> [TASK TO CARRY OUT]: Below is a block of records. Copy every line in it that contains the word "content".
====== RECORDS FOR PROCESSING
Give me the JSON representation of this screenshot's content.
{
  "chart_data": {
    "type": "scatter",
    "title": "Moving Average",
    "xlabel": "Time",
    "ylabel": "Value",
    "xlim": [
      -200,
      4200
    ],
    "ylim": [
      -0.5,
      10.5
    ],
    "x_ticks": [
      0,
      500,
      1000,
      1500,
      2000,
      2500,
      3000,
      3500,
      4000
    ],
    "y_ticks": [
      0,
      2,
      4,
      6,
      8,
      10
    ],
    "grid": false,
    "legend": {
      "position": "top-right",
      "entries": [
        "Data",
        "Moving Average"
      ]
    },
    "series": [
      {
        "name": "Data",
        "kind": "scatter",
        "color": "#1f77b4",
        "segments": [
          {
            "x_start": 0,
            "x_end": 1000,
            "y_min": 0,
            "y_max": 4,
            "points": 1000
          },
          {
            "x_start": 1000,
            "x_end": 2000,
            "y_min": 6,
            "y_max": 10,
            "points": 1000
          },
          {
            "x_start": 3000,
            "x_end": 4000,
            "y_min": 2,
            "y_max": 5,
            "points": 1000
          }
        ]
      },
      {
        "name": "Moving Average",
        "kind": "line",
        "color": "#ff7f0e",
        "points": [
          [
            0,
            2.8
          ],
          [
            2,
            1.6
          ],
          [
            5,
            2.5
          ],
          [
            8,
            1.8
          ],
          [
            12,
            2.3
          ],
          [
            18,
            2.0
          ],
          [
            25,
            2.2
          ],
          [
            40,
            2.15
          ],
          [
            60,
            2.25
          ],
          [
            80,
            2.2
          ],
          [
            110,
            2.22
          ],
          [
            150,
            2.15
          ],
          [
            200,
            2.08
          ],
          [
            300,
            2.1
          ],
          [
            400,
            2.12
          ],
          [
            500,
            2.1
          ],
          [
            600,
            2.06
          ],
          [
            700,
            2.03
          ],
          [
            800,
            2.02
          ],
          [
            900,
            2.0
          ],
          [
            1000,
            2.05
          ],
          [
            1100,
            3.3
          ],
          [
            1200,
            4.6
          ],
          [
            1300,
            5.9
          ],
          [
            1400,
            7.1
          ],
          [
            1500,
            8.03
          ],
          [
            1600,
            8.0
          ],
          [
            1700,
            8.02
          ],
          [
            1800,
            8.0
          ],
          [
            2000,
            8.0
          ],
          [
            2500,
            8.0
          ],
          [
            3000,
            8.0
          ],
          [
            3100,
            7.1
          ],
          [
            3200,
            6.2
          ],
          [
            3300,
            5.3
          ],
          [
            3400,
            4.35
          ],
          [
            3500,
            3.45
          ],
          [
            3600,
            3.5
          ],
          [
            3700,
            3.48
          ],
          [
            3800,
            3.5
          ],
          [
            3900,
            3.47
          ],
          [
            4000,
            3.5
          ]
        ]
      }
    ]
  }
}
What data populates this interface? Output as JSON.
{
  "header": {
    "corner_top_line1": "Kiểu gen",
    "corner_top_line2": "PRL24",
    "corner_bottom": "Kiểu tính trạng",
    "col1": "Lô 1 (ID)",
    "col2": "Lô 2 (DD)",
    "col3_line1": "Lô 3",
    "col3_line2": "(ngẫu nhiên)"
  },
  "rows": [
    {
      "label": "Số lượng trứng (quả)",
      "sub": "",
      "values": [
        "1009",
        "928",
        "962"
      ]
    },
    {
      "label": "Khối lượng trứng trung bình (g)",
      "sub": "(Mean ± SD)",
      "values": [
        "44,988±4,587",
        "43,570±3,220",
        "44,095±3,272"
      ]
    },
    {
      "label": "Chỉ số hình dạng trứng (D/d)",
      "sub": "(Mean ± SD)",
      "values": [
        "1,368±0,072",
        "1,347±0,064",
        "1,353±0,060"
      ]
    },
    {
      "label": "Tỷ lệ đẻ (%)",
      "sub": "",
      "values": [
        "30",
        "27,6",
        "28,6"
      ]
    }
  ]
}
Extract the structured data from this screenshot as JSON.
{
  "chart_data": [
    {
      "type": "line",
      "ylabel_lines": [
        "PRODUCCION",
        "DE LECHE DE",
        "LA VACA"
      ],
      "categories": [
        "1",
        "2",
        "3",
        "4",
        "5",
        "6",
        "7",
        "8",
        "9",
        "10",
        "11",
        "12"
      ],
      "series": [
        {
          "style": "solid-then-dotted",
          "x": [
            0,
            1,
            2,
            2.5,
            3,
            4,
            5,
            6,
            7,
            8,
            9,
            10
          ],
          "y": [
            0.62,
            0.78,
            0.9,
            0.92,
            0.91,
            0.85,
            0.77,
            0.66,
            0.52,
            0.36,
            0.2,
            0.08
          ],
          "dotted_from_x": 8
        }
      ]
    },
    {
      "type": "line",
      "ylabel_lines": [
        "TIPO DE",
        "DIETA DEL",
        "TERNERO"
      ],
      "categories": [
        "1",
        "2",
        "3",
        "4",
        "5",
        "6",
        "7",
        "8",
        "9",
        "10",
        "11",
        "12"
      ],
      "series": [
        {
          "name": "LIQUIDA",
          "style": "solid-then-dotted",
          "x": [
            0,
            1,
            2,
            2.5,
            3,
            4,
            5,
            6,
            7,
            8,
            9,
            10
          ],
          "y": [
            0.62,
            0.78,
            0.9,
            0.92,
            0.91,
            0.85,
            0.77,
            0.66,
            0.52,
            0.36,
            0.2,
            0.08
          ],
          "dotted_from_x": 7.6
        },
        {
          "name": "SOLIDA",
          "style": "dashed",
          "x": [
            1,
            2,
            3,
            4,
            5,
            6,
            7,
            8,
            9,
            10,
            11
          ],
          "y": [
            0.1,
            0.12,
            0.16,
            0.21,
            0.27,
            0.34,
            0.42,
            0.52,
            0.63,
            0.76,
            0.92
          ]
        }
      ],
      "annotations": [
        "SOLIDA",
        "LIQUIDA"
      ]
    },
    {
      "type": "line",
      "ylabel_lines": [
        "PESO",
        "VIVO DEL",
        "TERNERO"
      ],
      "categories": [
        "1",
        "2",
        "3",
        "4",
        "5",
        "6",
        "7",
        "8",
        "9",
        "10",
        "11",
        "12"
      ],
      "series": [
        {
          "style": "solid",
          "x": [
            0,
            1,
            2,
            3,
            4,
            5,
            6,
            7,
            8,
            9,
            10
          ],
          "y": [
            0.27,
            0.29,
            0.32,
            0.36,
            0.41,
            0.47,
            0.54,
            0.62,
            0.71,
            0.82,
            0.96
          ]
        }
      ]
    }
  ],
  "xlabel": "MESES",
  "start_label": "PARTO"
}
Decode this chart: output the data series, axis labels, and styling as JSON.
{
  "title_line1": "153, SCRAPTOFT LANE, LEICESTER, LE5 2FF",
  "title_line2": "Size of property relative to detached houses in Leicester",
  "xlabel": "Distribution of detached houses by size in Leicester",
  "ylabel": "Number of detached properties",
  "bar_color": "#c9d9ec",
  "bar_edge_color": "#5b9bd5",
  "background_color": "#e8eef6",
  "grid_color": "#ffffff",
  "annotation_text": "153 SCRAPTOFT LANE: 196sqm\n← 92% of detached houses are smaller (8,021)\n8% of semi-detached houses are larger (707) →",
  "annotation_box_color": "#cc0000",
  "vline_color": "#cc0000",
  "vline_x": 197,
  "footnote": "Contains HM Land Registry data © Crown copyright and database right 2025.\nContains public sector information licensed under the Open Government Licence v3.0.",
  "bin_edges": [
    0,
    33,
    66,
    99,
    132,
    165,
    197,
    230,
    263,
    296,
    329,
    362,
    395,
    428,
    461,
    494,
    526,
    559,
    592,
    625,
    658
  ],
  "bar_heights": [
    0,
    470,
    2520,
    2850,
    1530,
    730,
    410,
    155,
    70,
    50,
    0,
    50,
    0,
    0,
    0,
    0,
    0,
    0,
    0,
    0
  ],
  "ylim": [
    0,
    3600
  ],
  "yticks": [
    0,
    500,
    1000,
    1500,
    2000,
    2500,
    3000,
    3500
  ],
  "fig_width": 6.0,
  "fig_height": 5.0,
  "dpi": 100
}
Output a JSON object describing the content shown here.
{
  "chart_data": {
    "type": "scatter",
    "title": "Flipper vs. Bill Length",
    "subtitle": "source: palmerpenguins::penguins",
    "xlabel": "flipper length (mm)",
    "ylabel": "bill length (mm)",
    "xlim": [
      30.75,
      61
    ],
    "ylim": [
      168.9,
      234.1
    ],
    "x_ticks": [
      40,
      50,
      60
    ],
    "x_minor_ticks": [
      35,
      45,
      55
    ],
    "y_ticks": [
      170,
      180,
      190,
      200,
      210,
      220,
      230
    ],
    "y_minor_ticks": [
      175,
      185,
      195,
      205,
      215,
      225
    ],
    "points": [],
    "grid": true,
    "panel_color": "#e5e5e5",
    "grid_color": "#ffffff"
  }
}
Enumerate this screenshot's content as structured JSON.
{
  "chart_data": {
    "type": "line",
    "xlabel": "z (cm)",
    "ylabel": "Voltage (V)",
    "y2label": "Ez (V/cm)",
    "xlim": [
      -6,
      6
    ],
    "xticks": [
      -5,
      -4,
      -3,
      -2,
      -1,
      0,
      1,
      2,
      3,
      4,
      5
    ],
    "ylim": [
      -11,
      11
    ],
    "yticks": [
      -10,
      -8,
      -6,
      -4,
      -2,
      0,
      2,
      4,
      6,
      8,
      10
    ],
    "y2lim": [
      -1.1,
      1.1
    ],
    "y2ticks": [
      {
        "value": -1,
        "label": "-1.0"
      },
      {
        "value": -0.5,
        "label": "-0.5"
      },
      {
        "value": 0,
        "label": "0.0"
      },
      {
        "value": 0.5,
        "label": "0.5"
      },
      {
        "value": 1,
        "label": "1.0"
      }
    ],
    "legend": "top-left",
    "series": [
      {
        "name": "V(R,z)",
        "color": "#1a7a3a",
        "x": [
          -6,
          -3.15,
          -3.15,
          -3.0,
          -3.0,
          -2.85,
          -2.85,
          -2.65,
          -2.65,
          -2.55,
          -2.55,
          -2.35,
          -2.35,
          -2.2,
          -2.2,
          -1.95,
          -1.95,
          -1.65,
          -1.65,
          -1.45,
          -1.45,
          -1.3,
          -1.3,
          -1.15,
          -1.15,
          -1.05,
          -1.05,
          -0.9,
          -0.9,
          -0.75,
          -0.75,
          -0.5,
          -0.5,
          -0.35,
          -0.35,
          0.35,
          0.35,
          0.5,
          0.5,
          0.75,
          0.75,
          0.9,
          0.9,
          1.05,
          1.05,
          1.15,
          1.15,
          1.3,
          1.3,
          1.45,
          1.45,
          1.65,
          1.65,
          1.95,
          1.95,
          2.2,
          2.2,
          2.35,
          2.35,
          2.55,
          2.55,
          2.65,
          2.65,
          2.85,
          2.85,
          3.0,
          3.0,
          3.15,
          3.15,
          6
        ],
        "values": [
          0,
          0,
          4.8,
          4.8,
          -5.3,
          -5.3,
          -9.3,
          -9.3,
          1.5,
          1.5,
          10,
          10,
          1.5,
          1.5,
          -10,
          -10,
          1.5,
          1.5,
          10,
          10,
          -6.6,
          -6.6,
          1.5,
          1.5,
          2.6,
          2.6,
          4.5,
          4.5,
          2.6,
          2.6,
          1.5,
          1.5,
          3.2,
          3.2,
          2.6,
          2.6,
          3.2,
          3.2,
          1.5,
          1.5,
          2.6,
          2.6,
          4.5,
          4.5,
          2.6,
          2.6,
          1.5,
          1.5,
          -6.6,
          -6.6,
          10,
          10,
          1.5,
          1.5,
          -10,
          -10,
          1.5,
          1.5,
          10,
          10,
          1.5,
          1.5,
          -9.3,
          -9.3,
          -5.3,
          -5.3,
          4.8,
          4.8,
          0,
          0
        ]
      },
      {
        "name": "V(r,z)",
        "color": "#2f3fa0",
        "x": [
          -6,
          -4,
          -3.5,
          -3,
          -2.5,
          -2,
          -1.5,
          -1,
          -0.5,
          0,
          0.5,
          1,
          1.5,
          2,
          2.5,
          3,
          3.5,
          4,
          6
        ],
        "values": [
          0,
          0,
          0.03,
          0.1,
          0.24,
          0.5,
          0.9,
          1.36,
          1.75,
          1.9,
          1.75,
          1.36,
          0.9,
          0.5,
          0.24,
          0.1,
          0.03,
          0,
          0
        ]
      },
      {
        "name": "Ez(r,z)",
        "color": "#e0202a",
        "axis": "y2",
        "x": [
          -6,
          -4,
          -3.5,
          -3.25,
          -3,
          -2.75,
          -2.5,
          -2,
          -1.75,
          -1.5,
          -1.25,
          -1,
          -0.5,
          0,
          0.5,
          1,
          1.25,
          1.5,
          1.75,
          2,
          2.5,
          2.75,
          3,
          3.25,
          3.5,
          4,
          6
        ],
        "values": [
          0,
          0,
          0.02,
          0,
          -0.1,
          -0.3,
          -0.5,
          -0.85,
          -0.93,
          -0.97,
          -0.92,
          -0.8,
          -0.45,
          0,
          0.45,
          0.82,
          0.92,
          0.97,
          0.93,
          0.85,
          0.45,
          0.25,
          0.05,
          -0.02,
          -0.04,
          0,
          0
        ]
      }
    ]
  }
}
============
> [WRITTEN REPLY]:
Give me the JSON representation of this screenshot's content.
Output a JSON object describing the content shown here.
Enumerate this screenshot's content as structured JSON.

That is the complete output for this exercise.